═════ TASK DATA ═════

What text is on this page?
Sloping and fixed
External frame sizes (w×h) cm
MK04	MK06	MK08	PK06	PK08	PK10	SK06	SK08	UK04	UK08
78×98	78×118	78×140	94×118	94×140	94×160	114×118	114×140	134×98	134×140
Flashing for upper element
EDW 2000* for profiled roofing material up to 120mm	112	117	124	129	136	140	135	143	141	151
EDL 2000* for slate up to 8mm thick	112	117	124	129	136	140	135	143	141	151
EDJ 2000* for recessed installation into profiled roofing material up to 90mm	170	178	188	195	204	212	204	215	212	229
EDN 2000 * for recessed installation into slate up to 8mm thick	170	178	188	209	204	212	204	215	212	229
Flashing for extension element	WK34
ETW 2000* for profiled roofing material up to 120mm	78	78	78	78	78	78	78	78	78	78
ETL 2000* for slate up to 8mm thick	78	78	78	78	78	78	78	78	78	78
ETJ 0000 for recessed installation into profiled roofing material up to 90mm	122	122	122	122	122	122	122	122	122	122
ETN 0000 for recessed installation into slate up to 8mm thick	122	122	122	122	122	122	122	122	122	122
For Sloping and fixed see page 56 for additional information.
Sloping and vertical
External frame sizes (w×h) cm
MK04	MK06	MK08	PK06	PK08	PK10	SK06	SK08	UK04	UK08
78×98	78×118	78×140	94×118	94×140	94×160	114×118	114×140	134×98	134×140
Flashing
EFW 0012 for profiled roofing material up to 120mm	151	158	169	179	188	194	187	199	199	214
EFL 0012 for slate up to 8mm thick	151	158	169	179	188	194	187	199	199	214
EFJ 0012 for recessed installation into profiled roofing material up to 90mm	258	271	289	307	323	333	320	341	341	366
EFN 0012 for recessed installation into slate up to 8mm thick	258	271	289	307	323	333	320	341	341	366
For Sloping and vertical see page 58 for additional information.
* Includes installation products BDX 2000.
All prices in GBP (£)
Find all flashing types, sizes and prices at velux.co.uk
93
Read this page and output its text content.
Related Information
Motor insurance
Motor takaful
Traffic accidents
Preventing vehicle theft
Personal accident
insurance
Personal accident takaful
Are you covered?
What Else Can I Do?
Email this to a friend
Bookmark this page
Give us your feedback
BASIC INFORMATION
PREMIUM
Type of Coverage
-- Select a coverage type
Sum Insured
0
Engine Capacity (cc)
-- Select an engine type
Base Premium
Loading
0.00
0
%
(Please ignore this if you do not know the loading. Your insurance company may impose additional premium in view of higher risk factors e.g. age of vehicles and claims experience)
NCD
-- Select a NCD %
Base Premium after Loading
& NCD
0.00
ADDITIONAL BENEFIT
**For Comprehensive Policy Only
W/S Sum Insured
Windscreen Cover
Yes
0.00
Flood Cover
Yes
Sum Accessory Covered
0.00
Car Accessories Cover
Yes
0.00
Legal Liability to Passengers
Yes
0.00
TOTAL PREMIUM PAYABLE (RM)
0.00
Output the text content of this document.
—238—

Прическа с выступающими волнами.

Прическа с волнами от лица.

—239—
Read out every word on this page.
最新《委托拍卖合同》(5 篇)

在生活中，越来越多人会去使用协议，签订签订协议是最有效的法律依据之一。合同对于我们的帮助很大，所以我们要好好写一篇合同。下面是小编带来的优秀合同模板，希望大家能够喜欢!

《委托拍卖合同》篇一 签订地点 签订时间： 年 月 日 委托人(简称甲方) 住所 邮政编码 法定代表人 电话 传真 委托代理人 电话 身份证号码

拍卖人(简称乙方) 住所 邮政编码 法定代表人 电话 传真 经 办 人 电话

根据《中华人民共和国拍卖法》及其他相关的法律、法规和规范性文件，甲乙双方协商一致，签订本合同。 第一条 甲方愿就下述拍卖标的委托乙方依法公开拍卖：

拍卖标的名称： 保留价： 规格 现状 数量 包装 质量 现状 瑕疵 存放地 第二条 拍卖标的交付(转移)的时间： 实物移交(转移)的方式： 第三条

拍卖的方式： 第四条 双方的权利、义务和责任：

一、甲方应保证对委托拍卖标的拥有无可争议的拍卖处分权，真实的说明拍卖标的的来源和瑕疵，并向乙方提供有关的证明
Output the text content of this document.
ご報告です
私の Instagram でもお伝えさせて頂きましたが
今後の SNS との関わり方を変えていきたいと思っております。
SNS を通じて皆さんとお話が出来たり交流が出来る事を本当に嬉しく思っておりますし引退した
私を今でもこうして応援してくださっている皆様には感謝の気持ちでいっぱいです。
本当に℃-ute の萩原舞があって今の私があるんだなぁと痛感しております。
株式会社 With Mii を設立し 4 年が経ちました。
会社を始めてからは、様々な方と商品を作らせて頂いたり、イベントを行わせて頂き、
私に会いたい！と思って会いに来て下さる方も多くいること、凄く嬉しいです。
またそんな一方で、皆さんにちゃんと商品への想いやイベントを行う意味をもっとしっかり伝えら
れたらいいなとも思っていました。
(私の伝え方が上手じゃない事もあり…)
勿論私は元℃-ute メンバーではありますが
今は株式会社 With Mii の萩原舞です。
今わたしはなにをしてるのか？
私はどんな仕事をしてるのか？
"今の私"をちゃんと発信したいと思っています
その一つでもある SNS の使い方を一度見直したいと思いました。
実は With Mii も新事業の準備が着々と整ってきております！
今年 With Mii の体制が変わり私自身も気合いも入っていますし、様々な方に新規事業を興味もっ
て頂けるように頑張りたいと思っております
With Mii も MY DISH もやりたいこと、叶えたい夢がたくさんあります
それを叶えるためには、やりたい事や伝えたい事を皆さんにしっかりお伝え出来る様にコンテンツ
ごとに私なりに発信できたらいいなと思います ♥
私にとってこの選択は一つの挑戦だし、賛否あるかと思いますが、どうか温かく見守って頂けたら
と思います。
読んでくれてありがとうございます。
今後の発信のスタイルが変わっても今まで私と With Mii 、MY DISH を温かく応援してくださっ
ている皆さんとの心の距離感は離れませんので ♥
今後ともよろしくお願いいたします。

═════

== REQUIRED WORK ==
Copy out the whole listing exactly.

== EXERCISE RESPONSE ==
What text is on this page?
Sloping and fixed
External frame sizes (w×h) cm
MK04	MK06	MK08	PK06	PK08	PK10	SK06	SK08	UK04	UK08
78×98	78×118	78×140	94×118	94×140	94×160	114×118	114×140	134×98	134×140
Flashing for upper element
EDW 2000* for profiled roofing material up to 120mm	112	117	124	129	136	140	135	143	141	151
EDL 2000* for slate up to 8mm thick	112	117	124	129	136	140	135	143	141	151
EDJ 2000* for recessed installation into profiled roofing material up to 90mm	170	178	188	195	204	212	204	215	212	229
EDN 2000 * for recessed installation into slate up to 8mm thick	170	178	188	209	204	212	204	215	212	229
Flashing for extension element	WK34
ETW 2000* for profiled roofing material up to 120mm	78	78	78	78	78	78	78	78	78	78
ETL 2000* for slate up to 8mm thick	78	78	78	78	78	78	78	78	78	78
ETJ 0000 for recessed installation into profiled roofing material up to 90mm	122	122	122	122	122	122	122	122	122	122
ETN 0000 for recessed installation into slate up to 8mm thick	122	122	122	122	122	122	122	122	122	122
For Sloping and fixed see page 56 for additional information.
Sloping and vertical
External frame sizes (w×h) cm
MK04	MK06	MK08	PK06	PK08	PK10	SK06	SK08	UK04	UK08
78×98	78×118	78×140	94×118	94×140	94×160	114×118	114×140	134×98	134×140
Flashing
EFW 0012 for profiled roofing material up to 120mm	151	158	169	179	188	194	187	199	199	214
EFL 0012 for slate up to 8mm thick	151	158	169	179	188	194	187	199	199	214
EFJ 0012 for recessed installation into profiled roofing material up to 90mm	258	271	289	307	323	333	320	341	341	366
EFN 0012 for recessed installation into slate up to 8mm thick	258	271	289	307	323	333	320	341	341	366
For Sloping and vertical see page 58 for additional information.
* Includes installation products BDX 2000.
All prices in GBP (£)
Find all flashing types, sizes and prices at velux.co.uk
93
Read this page and output its text content.
Related Information
Motor insurance
Motor takaful
Traffic accidents
Preventing vehicle theft
Personal accident
insurance
Personal accident takaful
Are you covered?
What Else Can I Do?
Email this to a friend
Bookmark this page
Give us your feedback
BASIC INFORMATION
PREMIUM
Type of Coverage
-- Select a coverage type
Sum Insured
0
Engine Capacity (cc)
-- Select an engine type
Base Premium
Loading
0.00
0
%
(Please ignore this if you do not know the loading. Your insurance company may impose additional premium in view of higher risk factors e.g. age of vehicles and claims experience)
NCD
-- Select a NCD %
Base Premium after Loading
& NCD
0.00
ADDITIONAL BENEFIT
**For Comprehensive Policy Only
W/S Sum Insured
Windscreen Cover
Yes
0.00
Flood Cover
Yes
Sum Accessory Covered
0.00
Car Accessories Cover
Yes
0.00
Legal Liability to Passengers
Yes
0.00
TOTAL PREMIUM PAYABLE (RM)
0.00
Output the text content of this document.
—238—

Прическа с выступающими волнами.

Прическа с волнами от лица.

—239—
Read out every word on this page.
最新《委托拍卖合同》(5 篇)

在生活中，越来越多人会去使用协议，签订签订协议是最有效的法律依据之一。合同对于我们的帮助很大，所以我们要好好写一篇合同。下面是小编带来的优秀合同模板，希望大家能够喜欢!

《委托拍卖合同》篇一 签订地点 签订时间： 年 月 日 委托人(简称甲方) 住所 邮政编码 法定代表人 电话 传真 委托代理人 电话 身份证号码

拍卖人(简称乙方) 住所 邮政编码 法定代表人 电话 传真 经 办 人 电话

根据《中华人民共和国拍卖法》及其他相关的法律、法规和规范性文件，甲乙双方协商一致，签订本合同。 第一条 甲方愿就下述拍卖标的委托乙方依法公开拍卖：

拍卖标的名称： 保留价： 规格 现状 数量 包装 质量 现状 瑕疵 存放地 第二条 拍卖标的交付(转移)的时间： 实物移交(转移)的方式： 第三条

拍卖的方式： 第四条 双方的权利、义务和责任：

一、甲方应保证对委托拍卖标的拥有无可争议的拍卖处分权，真实的说明拍卖标的的来源和瑕疵，并向乙方提供有关的证明
Output the text content of this document.
ご報告です
私の Instagram でもお伝えさせて頂きましたが
今後の SNS との関わり方を変えていきたいと思っております。
SNS を通じて皆さんとお話が出来たり交流が出来る事を本当に嬉しく思っておりますし引退した
私を今でもこうして応援してくださっている皆様には感謝の気持ちでいっぱいです。
本当に℃-ute の萩原舞があって今の私があるんだなぁと痛感しております。
株式会社 With Mii を設立し 4 年が経ちました。
会社を始めてからは、様々な方と商品を作らせて頂いたり、イベントを行わせて頂き、
私に会いたい！と思って会いに来て下さる方も多くいること、凄く嬉しいです。
またそんな一方で、皆さんにちゃんと商品への想いやイベントを行う意味をもっとしっかり伝えら
れたらいいなとも思っていました。
(私の伝え方が上手じゃない事もあり…)
勿論私は元℃-ute メンバーではありますが
今は株式会社 With Mii の萩原舞です。
今わたしはなにをしてるのか？
私はどんな仕事をしてるのか？
"今の私"をちゃんと発信したいと思っています
その一つでもある SNS の使い方を一度見直したいと思いました。
実は With Mii も新事業の準備が着々と整ってきております！
今年 With Mii の体制が変わり私自身も気合いも入っていますし、様々な方に新規事業を興味もっ
て頂けるように頑張りたいと思っております
With Mii も MY DISH もやりたいこと、叶えたい夢がたくさんあります
それを叶えるためには、やりたい事や伝えたい事を皆さんにしっかりお伝え出来る様にコンテンツ
ごとに私なりに発信できたらいいなと思います ♥
私にとってこの選択は一つの挑戦だし、賛否あるかと思いますが、どうか温かく見守って頂けたら
と思います。
読んでくれてありがとうございます。
今後の発信のスタイルが変わっても今まで私と With Mii 、MY DISH を温かく応援してくださっ
ている皆さんとの心の距離感は離れませんので ♥
今後ともよろしくお願いいたします。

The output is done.